SOURCE DOCUMENT:
╔══
Fig 1.
Systems with positive (left) and negative (right) feedback.
The right panels depict the continuous transition scenario, where positive feedback is absent or weak. An increase in the local vegetation density ρ is followed by a decrease in the local growth rate r due to enhanced competition and depletion of resources. Accordingly, a single stable state appears where r vanishes (upper panel, right). An increase in the stress decreases vegetation density at the equilibrium point (lower panel, right). The chance of a spatial cluster to grow decreases with its size [16] and changes sign at the equilibrium point, as illustrated by the arrows. On spatial domains, the transition (when the density reaches zero) belongs to the directed percolation universality class [17, 18]. The left panels illustrate the case where positive feedback mechanisms allow for local growth only above some critical density. Such a system admits two alternative steady states (marked green and red), separated by an unstable fixed point (black). When the stress parameter increases or decreases one of these states may lose its stability at a tipping point (purple) via a saddle-node bifurcation. On spatial domains the transition may be either continuous or discontinuous, depending on the strength of stochasticity [19]. Positive feedback implies that small patches shrink on average, while large patches grow [16].
Fig 2.
Temporal analysis of vegetation patterns.
Panel A shows the survey area, the Sahel region in Africa (taken from Sentinel-2 cloudless— https://s2maps.eu by EOX IT Services GmbH (Contains modified Copernicus Sentinel data 2016 and 2017)), together with (average) rainfall lines (taken from [26]). In panel B the local response curve, i.e., the normalized differences between the years 1999 and 2002 ((αρ2002 − ρ1999)/ρ1999, where ρ is the local vegetation density and the constant α was chosen such that the average growth is zero), is plotted against ρ1999 for all pixels between rainfall lines 400-700 mm/y (main plot) and for other precipitation regions (inset), showing what appears to be purely negative feedback (see Text C in S1 Appendix for details and errorbars). A spatial cluster is defined as a connected collection of elementary 30m squares all, above some threshold vegetation density ρth (see Methods). The chance of a cluster of a given spatial area A, , to grow between the years ’99 and ’02, normalized by the chance of growth of an elementary cluster,
, is plotted in panel C. Its increase with the size of the cluster, predicted in [16], appear to support the positive feedback hypothesis. Different lines correspond to different threshold density ρth used to define a “cluster”, making it clear that the positive response of small clusters is independent of this definition.
Fig 3.
╚══
ENTRIES PROVIDED:
╔══
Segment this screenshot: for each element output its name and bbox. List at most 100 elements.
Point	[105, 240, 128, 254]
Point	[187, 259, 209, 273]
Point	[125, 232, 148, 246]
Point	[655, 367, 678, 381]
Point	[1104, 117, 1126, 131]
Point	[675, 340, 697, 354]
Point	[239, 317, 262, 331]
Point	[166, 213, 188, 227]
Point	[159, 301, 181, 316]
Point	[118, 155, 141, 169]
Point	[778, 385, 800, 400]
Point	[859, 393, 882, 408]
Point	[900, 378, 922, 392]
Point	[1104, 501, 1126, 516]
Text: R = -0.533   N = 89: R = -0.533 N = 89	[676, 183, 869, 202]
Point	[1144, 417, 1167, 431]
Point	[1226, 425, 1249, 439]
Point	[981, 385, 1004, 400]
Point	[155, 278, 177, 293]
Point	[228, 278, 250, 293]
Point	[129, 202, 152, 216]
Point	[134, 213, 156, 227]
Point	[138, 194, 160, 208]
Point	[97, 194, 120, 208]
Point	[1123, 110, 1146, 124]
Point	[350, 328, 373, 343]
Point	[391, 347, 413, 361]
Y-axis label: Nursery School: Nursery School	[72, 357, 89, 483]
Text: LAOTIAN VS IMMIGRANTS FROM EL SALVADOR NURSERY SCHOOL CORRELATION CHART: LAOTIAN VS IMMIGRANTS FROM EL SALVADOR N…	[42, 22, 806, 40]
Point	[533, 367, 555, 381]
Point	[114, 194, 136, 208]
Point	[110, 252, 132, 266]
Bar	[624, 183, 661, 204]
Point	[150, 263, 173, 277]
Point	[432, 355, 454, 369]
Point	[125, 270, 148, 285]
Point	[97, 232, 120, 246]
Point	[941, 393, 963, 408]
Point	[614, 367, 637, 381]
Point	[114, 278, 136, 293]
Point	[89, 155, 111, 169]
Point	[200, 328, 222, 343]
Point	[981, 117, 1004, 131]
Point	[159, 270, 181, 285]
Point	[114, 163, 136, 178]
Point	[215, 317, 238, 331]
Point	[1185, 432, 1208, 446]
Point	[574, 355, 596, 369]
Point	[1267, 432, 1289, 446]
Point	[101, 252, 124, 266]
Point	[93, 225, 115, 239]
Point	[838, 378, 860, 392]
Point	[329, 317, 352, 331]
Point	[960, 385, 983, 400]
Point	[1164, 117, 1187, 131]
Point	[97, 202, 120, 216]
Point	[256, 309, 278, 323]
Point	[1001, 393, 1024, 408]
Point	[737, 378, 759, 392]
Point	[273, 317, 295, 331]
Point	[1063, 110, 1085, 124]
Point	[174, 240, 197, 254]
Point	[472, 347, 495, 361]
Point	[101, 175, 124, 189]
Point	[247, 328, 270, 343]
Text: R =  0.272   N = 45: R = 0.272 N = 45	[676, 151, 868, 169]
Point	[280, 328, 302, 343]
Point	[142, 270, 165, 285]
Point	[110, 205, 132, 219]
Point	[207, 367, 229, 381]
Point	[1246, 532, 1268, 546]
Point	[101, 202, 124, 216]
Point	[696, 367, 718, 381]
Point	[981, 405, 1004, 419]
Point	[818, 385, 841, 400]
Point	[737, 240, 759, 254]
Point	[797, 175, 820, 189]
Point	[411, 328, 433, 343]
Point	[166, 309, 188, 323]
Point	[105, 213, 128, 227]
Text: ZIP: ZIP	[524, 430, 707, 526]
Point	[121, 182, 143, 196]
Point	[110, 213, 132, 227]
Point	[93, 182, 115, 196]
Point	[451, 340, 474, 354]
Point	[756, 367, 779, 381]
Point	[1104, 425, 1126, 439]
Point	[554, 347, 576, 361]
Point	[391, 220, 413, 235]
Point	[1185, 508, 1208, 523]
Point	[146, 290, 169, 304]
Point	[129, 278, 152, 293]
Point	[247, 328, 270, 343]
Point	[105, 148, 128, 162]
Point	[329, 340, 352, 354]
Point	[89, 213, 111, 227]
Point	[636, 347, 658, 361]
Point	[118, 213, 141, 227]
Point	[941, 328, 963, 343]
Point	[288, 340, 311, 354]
╚══
WHAT YOU NEED TO DO:
a) Which reference numbers appear in square brackets in the vegetation feedback figure captions? List each number only once.
b) Write the next part of the vegetation feedback figure captions, picking up after the last line shown.

RESULTS OF THE TASKS:
a) 16, 17, 18, 19, 26

b)
LRC and SRC for specific rainfall lines.
The date for 350-400 mm/year region (panels A-C) exemplify the typical scenario, where the LRC (panel A and with error bars in panels B and E) decreases monotonously with density. On the other hands, in panel D one notices that the 1999-2002 line appears to indicate positive feedback. This is a rare exception (see S3 Fig), the apparent positive feedback disappears in the 2002-2015 interval. Panel C shows a typical SRC curve, while in panel F the curve is almost flat; this flat curve is, again, an exception, as seen in S1 and S2 Figs. The details of the smoothing and fitting procedures are given in the Text B in S1 Appendix.
Fig 4.
LRC and SRC from stochastic simulations.
The local response curve (LRC, main panel) and the spatial response curve (SRC, inset panel) as obtained from simulation of the model analyzed in [16, 19]. Eq (2) was simulated on a 100 × 100 lattice with a = 174.5, b = 40 c = 1.6 and ζ = 2. In this parameter regime the deterministic dynamics supports two alternative steady states (one of them absorbing) and the demographic stochasticity is relatively strong. The LRC is negative, while the SRC is positive, in agreement with the empirical result presented above.
Fig 5.
The relative frequency distribution of vegetation cover is plotted here for four levels of mean annual precipitation using the data of 1999 (blue) and 2002 (red).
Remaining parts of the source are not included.